### SET PROBLEM
Exactly reproduce the lines beginning with the line that includes "What data populates" and ending with the last line of the data.

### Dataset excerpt

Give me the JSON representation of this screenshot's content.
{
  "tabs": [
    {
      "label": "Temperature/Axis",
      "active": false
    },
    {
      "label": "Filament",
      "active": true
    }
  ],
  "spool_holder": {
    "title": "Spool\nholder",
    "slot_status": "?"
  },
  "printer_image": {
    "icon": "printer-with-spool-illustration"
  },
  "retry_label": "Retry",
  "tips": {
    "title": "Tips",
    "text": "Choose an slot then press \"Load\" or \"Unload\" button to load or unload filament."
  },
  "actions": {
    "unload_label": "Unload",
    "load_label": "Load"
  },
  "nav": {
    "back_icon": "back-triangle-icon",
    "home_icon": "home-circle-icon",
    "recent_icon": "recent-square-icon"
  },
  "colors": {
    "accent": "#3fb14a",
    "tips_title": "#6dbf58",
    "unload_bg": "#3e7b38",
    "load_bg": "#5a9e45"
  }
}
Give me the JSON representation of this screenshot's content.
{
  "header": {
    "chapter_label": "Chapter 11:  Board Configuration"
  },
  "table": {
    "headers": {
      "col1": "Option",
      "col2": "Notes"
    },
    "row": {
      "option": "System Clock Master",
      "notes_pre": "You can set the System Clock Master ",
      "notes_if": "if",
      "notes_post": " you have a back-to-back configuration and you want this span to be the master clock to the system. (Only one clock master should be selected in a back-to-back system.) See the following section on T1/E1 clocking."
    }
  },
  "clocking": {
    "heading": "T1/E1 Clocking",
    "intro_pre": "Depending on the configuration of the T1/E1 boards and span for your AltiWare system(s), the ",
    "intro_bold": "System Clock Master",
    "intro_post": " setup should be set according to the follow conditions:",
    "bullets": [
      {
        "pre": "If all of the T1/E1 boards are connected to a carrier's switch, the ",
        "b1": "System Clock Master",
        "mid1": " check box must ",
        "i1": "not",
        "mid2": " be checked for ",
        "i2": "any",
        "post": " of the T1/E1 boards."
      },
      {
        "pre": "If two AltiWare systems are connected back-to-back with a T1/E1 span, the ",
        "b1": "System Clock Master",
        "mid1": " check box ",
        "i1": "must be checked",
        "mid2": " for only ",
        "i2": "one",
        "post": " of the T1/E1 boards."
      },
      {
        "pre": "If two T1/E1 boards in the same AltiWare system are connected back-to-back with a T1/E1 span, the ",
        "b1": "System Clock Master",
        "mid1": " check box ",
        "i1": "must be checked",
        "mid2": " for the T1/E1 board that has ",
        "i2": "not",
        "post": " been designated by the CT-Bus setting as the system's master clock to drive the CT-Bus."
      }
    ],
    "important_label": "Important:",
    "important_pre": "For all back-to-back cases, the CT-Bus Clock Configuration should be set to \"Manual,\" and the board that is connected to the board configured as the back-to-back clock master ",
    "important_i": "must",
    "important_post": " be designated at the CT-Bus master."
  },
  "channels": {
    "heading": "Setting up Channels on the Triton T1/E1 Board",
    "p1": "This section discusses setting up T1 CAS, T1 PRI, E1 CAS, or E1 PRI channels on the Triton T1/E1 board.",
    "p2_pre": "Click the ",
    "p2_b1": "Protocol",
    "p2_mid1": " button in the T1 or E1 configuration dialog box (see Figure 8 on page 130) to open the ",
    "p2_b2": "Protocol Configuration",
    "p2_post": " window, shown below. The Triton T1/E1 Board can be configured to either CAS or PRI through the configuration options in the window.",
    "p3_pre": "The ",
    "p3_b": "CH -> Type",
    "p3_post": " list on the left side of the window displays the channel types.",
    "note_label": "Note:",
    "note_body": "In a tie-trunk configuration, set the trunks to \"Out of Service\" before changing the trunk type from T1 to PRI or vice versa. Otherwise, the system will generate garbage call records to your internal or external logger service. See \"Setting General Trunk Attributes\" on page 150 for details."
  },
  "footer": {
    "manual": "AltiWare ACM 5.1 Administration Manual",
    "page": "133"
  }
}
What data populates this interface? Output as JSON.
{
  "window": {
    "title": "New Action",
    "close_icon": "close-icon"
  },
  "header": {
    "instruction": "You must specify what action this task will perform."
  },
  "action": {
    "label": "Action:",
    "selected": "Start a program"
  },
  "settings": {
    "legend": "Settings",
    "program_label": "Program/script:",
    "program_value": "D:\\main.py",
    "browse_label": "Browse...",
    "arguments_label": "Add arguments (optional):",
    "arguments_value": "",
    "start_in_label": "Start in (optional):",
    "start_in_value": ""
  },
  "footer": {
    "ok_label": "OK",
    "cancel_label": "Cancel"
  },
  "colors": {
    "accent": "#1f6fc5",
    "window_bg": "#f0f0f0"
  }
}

### WRITTEN ANSWER
What data populates this interface? Output as JSON.
{
  "window": {
    "title": "New Action",
    "close_icon": "close-icon"
  },
  "header": {
    "instruction": "You must specify what action this task will perform."
  },
  "action": {
    "label": "Action:",
    "selected": "Start a program"
  },
  "settings": {
    "legend": "Settings",
    "program_label": "Program/script:",
    "program_value": "D:\\main.py",
    "browse_label": "Browse...",
    "arguments_label": "Add arguments (optional):",
    "arguments_value": "",
    "start_in_label": "Start in (optional):",
    "start_in_value": ""
  },
  "footer": {
    "ok_label": "OK",
    "cancel_label": "Cancel"
  },
  "colors": {
    "accent": "#1f6fc5",
    "window_bg": "#f0f0f0"
  }
}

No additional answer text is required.